**Problem to solve**. Return the listing below exactly, with the pictures dropped.

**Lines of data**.
** Start **

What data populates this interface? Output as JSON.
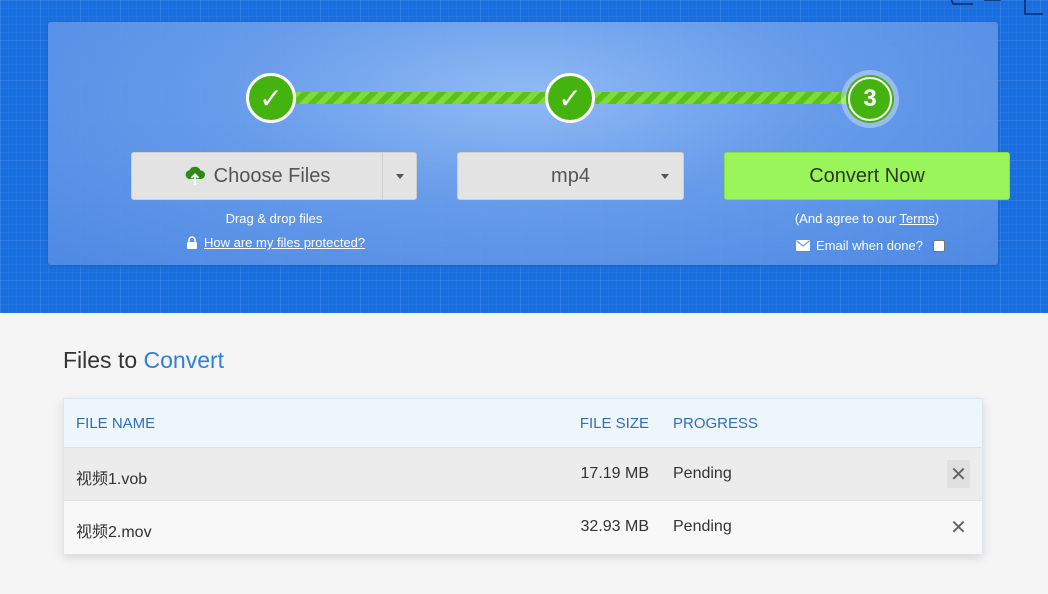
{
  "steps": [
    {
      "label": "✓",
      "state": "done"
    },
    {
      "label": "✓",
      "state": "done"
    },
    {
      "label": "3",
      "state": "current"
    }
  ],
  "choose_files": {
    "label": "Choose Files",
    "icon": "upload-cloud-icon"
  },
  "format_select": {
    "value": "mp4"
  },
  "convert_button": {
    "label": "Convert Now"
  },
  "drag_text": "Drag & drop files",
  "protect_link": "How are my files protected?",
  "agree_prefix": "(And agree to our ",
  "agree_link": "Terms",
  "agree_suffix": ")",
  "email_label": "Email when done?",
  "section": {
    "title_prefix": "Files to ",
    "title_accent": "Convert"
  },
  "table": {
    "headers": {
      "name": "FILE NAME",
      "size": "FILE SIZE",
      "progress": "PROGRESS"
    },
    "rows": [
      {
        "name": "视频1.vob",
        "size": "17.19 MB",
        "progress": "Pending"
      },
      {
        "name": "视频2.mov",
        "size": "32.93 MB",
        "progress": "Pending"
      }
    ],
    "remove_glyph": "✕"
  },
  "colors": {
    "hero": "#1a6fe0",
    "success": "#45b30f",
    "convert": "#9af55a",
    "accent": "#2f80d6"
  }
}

** End **

**Exercise result**.
What data populates this interface? Output as JSON.
{
  "steps": [
    {
      "label": "✓",
      "state": "done"
    },
    {
      "label": "✓",
      "state": "done"
    },
    {
      "label": "3",
      "state": "current"
    }
  ],
  "choose_files": {
    "label": "Choose Files",
    "icon": "upload-cloud-icon"
  },
  "format_select": {
    "value": "mp4"
  },
  "convert_button": {
    "label": "Convert Now"
  },
  "drag_text": "Drag & drop files",
  "protect_link": "How are my files protected?",
  "agree_prefix": "(And agree to our ",
  "agree_link": "Terms",
  "agree_suffix": ")",
  "email_label": "Email when done?",
  "section": {
    "title_prefix": "Files to ",
    "title_accent": "Convert"
  },
  "table": {
    "headers": {
      "name": "FILE NAME",
      "size": "FILE SIZE",
      "progress": "PROGRESS"
    },
    "rows": [
      {
        "name": "视频1.vob",
        "size": "17.19 MB",
        "progress": "Pending"
      },
      {
        "name": "视频2.mov",
        "size": "32.93 MB",
        "progress": "Pending"
      }
    ],
    "remove_glyph": "✕"
  },
  "colors": {
    "hero": "#1a6fe0",
    "success": "#45b30f",
    "convert": "#9af55a",
    "accent": "#2f80d6"
  }
}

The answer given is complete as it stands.